→ **DIRECTION**:
Set out each line from the following listing that includes the word "document".

→ **ENTRIES SHOWN**:
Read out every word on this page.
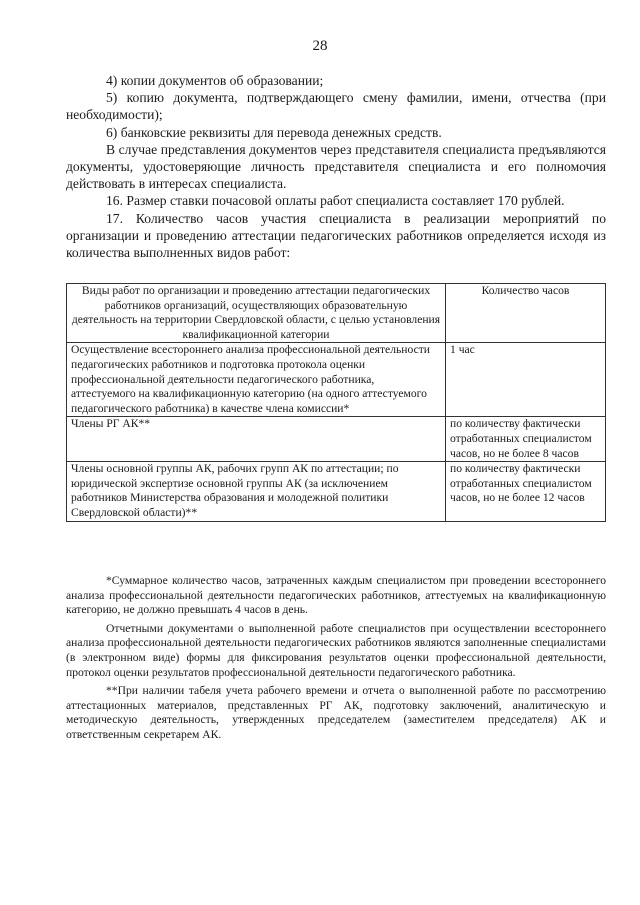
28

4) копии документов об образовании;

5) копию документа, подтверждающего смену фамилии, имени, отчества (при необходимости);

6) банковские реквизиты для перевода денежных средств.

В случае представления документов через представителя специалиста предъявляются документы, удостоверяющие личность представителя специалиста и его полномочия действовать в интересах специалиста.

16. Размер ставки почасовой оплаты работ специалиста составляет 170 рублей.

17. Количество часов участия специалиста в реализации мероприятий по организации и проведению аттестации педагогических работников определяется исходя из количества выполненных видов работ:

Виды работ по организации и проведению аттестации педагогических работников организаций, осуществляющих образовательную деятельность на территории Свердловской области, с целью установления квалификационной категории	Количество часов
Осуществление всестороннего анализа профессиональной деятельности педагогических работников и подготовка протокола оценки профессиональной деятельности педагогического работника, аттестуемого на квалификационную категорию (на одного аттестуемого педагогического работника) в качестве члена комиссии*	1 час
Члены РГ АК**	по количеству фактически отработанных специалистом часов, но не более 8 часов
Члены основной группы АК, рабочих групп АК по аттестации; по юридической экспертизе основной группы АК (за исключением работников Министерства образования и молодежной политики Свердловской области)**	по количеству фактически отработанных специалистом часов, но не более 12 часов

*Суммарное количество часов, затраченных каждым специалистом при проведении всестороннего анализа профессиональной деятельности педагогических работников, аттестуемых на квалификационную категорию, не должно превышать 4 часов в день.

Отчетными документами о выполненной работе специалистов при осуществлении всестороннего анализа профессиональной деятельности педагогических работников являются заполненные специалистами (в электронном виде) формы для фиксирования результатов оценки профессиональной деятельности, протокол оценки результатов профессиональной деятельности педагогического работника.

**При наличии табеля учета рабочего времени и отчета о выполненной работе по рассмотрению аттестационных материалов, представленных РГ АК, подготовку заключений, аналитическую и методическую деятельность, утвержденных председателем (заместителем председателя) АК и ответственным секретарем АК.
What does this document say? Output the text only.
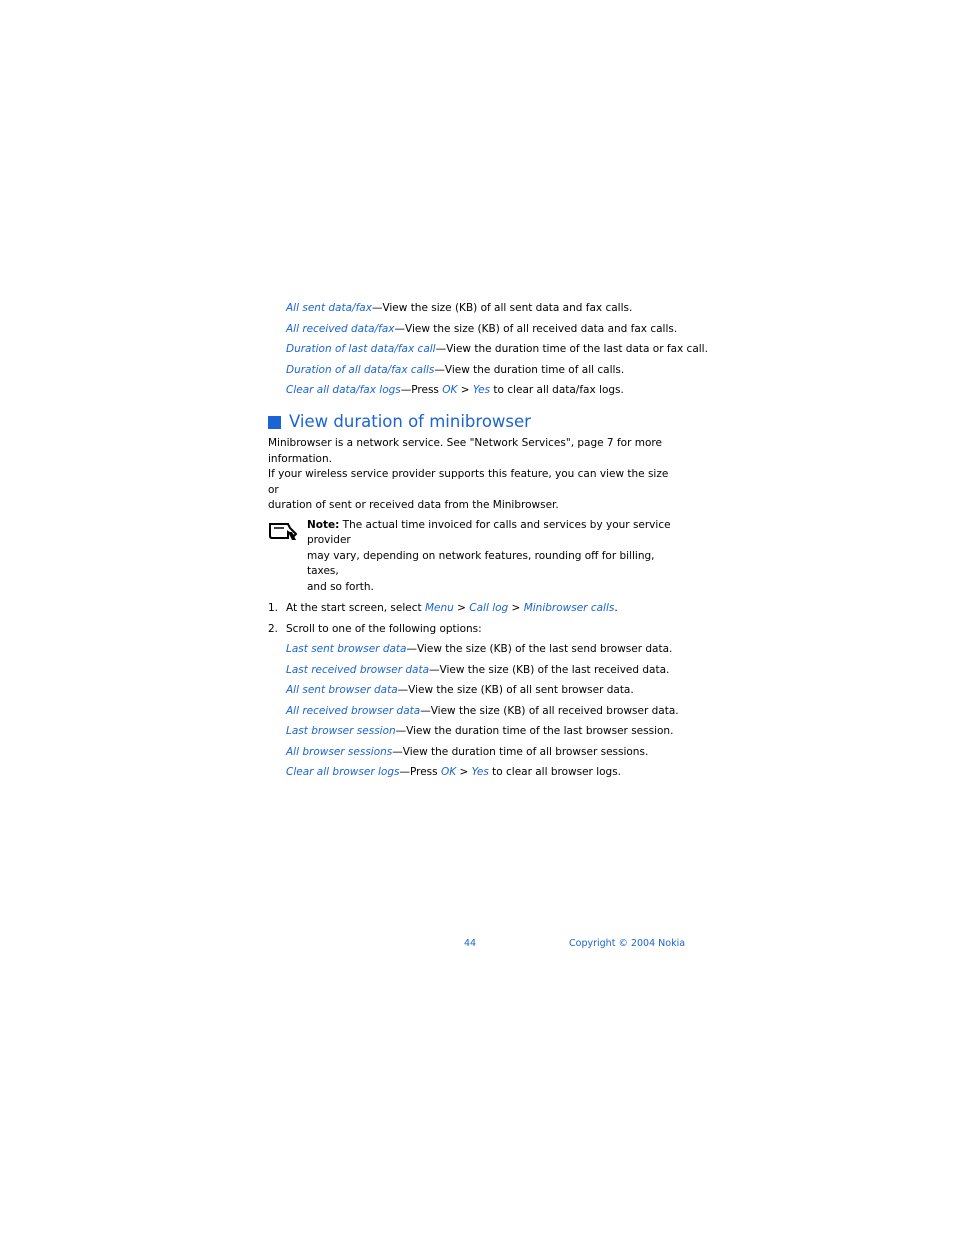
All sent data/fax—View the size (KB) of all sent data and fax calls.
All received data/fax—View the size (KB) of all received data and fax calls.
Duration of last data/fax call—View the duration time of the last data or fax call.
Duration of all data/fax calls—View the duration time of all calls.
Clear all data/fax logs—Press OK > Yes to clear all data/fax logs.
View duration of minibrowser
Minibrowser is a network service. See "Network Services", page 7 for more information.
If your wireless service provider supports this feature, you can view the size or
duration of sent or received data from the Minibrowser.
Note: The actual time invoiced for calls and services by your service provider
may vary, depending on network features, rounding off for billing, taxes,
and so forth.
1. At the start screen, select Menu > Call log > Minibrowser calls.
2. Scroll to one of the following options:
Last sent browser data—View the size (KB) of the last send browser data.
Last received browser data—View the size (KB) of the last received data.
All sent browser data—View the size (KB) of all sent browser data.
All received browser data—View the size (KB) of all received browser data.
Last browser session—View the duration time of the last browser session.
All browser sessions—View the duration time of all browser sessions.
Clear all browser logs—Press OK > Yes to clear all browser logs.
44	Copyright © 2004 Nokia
==
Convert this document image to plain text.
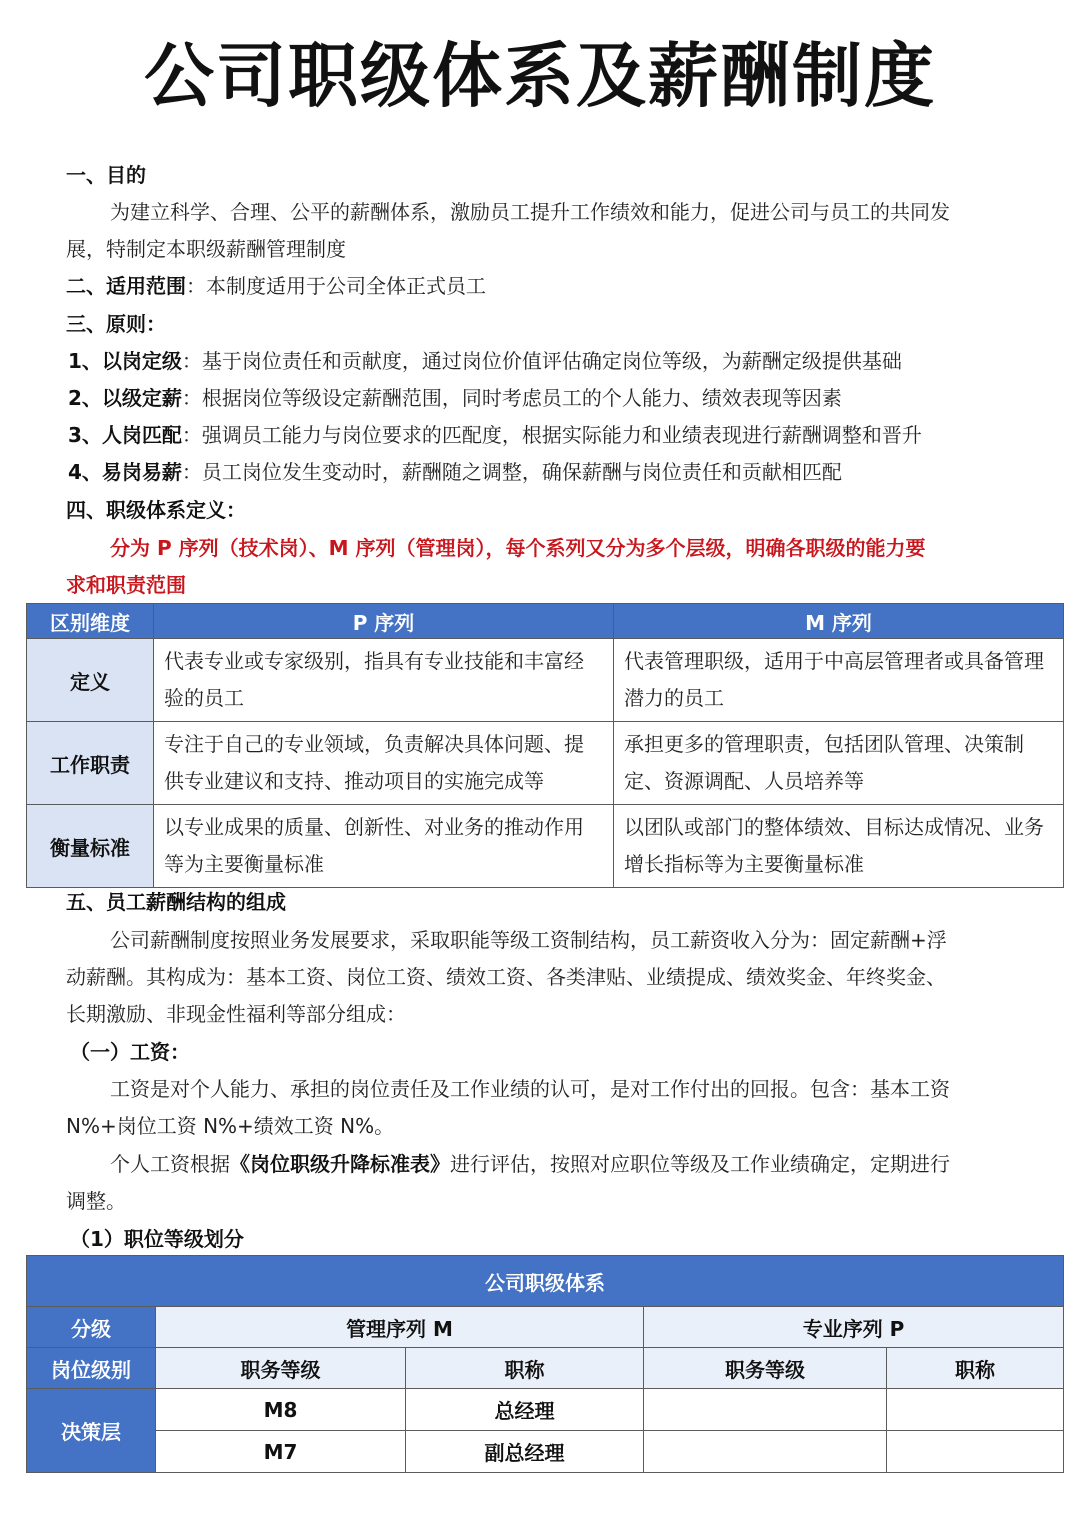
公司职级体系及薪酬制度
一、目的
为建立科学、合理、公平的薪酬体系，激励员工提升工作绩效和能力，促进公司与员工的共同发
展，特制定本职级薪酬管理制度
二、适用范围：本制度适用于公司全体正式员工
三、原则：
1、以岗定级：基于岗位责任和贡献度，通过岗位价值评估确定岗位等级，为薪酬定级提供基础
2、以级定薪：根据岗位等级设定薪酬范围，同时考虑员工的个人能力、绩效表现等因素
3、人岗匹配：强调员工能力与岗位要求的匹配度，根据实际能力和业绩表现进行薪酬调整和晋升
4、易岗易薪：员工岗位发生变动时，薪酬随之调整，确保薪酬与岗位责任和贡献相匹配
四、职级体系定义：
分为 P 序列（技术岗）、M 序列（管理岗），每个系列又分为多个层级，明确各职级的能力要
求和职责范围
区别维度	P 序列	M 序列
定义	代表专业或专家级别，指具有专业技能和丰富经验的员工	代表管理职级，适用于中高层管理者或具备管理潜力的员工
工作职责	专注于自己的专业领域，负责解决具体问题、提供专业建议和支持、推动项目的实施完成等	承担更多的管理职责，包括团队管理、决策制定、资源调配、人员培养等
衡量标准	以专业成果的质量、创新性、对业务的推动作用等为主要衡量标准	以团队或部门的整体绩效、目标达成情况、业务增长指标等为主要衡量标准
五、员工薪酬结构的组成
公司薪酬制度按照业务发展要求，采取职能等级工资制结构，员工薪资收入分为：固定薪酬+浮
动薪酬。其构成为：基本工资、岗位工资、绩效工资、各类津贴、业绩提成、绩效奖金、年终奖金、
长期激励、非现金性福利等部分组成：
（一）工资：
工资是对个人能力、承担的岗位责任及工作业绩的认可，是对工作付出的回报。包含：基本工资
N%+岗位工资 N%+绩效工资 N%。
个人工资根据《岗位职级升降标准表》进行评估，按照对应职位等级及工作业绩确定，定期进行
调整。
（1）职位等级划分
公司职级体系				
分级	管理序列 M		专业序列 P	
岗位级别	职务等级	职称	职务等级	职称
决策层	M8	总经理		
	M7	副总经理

→ **COMPLETE ANSWER**:
What does this document say? Output the text only.
Convert this document image to plain text.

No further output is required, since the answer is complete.